--- Start ---

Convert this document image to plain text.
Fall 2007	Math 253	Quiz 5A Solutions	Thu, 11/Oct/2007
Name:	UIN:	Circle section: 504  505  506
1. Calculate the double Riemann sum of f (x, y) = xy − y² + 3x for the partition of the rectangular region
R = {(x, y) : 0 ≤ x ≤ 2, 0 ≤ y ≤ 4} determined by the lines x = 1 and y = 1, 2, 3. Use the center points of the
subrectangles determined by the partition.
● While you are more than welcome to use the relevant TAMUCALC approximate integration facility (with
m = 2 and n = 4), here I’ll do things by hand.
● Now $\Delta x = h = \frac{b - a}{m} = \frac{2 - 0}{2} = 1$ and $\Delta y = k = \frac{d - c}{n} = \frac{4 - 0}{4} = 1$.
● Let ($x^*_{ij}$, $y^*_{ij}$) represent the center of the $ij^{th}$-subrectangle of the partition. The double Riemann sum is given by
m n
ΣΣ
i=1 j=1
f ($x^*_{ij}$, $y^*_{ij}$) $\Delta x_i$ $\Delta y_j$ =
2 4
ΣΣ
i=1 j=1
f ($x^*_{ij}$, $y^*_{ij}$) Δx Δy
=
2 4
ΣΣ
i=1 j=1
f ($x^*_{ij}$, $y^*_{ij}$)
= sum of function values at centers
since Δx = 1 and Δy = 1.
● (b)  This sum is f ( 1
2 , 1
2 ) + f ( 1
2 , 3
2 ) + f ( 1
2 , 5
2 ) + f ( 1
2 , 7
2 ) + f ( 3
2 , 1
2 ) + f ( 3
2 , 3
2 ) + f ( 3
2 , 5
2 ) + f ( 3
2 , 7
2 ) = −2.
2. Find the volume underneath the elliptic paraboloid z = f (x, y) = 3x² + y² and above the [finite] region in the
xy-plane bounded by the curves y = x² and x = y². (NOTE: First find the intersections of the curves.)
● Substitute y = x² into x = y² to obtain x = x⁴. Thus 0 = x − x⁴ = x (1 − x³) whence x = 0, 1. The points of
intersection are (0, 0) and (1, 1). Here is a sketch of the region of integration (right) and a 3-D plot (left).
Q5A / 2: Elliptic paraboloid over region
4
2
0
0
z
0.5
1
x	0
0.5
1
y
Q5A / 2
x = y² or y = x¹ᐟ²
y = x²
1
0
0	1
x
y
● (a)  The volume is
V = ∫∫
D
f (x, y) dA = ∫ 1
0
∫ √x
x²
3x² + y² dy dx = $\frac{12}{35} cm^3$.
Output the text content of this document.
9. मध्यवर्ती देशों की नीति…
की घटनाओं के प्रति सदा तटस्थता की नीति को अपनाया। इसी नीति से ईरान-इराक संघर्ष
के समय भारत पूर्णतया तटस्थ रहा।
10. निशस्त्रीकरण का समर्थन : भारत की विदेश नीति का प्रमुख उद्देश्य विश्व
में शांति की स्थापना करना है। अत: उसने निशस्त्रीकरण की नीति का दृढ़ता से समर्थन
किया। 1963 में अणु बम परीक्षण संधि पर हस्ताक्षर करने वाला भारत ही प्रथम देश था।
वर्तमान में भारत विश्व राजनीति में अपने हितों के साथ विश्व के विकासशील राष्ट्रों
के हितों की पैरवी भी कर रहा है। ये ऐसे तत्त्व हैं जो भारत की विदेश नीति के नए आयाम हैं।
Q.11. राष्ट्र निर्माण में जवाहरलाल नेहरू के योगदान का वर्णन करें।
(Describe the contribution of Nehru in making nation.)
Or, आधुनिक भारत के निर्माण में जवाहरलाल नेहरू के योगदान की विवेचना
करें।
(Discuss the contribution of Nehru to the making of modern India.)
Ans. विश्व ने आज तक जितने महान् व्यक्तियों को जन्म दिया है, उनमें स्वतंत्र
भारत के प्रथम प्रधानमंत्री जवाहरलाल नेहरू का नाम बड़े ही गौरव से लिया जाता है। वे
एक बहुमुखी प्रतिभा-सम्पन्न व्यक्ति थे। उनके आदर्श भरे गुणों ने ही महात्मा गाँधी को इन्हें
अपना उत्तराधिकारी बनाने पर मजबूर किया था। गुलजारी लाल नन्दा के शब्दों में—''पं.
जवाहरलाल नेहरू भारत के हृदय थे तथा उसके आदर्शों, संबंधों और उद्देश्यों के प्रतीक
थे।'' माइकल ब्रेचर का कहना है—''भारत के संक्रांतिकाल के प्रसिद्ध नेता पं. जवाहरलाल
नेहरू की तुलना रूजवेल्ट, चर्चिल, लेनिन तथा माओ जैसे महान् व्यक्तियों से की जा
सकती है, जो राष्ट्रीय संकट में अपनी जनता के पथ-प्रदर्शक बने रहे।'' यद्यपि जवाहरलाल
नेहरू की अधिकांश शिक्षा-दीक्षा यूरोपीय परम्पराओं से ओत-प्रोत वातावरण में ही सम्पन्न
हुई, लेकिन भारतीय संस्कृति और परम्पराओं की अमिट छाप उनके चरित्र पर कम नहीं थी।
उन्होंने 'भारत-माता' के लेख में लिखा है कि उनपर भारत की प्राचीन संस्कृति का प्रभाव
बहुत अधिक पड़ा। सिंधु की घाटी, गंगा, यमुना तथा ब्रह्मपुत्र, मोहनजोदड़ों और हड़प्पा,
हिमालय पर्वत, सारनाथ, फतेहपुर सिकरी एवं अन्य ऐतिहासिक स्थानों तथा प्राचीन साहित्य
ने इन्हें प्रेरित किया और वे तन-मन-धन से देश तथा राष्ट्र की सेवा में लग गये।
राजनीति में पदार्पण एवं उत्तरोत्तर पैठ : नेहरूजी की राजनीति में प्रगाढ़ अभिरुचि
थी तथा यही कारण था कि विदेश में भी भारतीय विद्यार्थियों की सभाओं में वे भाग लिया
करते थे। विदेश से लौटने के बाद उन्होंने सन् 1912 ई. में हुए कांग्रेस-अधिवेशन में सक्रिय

--- End ---

▶ [Exercise description]: Pull out each line of the entries that contains "determined".

▶ [Right answer]:
R = {(x, y) : 0 ≤ x ≤ 2, 0 ≤ y ≤ 4} determined by the lines x = 1 and y = 1, 2, 3. Use the center points of the
subrectangles determined by the partition.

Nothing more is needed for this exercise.